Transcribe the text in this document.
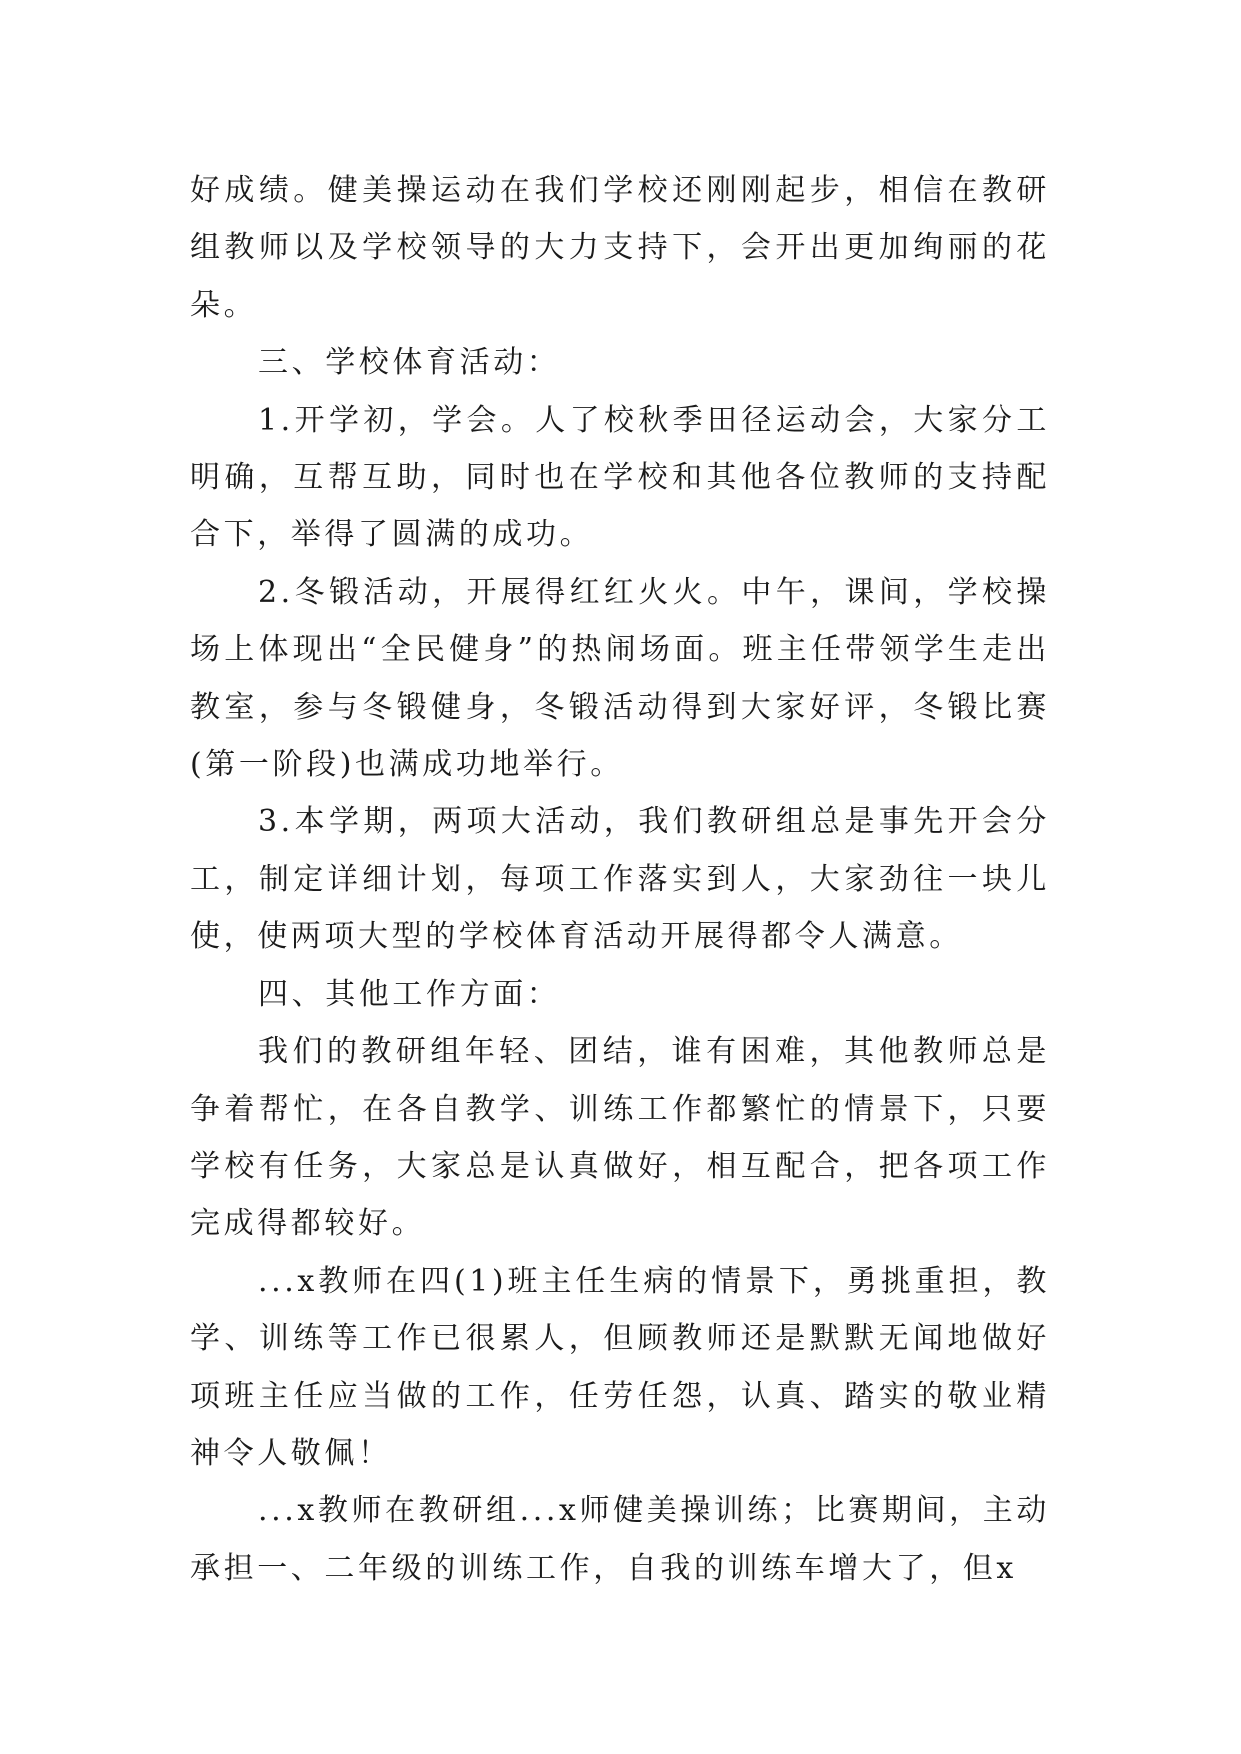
好成绩。健美操运动在我们学校还刚刚起步，相信在教研组教师以及学校领导的大力支持下，会开出更加绚丽的花朵。

三、学校体育活动：

1.开学初，学会。人了校秋季田径运动会，大家分工明确，互帮互助，同时也在学校和其他各位教师的支持配合下，举得了圆满的成功。

2.冬锻活动，开展得红红火火。中午，课间，学校操场上体现出“全民健身”的热闹场面。班主任带领学生走出教室，参与冬锻健身，冬锻活动得到大家好评，冬锻比赛(第一阶段)也满成功地举行。

3.本学期，两项大活动，我们教研组总是事先开会分工，制定详细计划，每项工作落实到人，大家劲往一块儿使，使两项大型的学校体育活动开展得都令人满意。

四、其他工作方面：

我们的教研组年轻、团结，谁有困难，其他教师总是争着帮忙，在各自教学、训练工作都繁忙的情景下，只要学校有任务，大家总是认真做好，相互配合，把各项工作完成得都较好。

...x教师在四(1)班主任生病的情景下，勇挑重担，教学、训练等工作已很累人，但顾教师还是默默无闻地做好项班主任应当做的工作，任劳任怨，认真、踏实的敬业精神令人敬佩！

...x教师在教研组...x师健美操训练；比赛期间，主动承担一、二年级的训练工作，自我的训练车增大了，但x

※

Transcribe the whole listing, character for character, but not its images.

» **EXERCISE ANSWER**:
Transcribe the text in this document.
好成绩。健美操运动在我们学校还刚刚起步，相信在教研组教师以及学校领导的大力支持下，会开出更加绚丽的花朵。

三、学校体育活动：

1.开学初，学会。人了校秋季田径运动会，大家分工明确，互帮互助，同时也在学校和其他各位教师的支持配合下，举得了圆满的成功。

2.冬锻活动，开展得红红火火。中午，课间，学校操场上体现出“全民健身”的热闹场面。班主任带领学生走出教室，参与冬锻健身，冬锻活动得到大家好评，冬锻比赛(第一阶段)也满成功地举行。

3.本学期，两项大活动，我们教研组总是事先开会分工，制定详细计划，每项工作落实到人，大家劲往一块儿使，使两项大型的学校体育活动开展得都令人满意。

四、其他工作方面：

我们的教研组年轻、团结，谁有困难，其他教师总是争着帮忙，在各自教学、训练工作都繁忙的情景下，只要学校有任务，大家总是认真做好，相互配合，把各项工作完成得都较好。

...x教师在四(1)班主任生病的情景下，勇挑重担，教学、训练等工作已很累人，但顾教师还是默默无闻地做好项班主任应当做的工作，任劳任怨，认真、踏实的敬业精神令人敬佩！

...x教师在教研组...x师健美操训练；比赛期间，主动承担一、二年级的训练工作，自我的训练车增大了，但x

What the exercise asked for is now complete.